**Prompt**
Quote the entries word for word. Omit the pictures.

Stored entries
==*==

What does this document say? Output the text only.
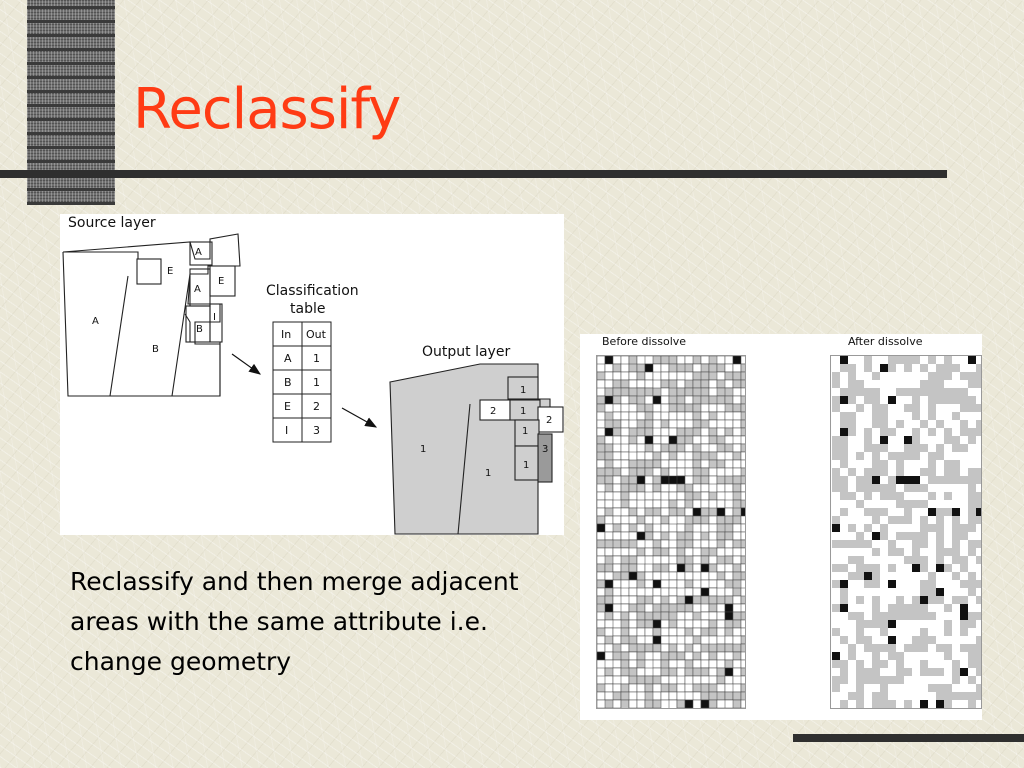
Reclassify
Source layer
A
E
A
E
A
B
I
B
Classification
table
In Out
A 1
B 1
E 2
I 3
Output layer
1
2
1
2
1
1
3
1
1

Reclassify and then merge adjacent areas with the same attribute i.e. change geometry

Before dissolve	After dissolve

==*==

**Output for this exercise**
What does this document say? Output the text only.
Reclassify
Source layer
A
E
A
E
A
B
I
B
Classification
table
In Out
A 1
B 1
E 2
I 3
Output layer
1
2
1
2
1
1
3
1
1

Reclassify and then merge adjacent areas with the same attribute i.e. change geometry

Before dissolve	After dissolve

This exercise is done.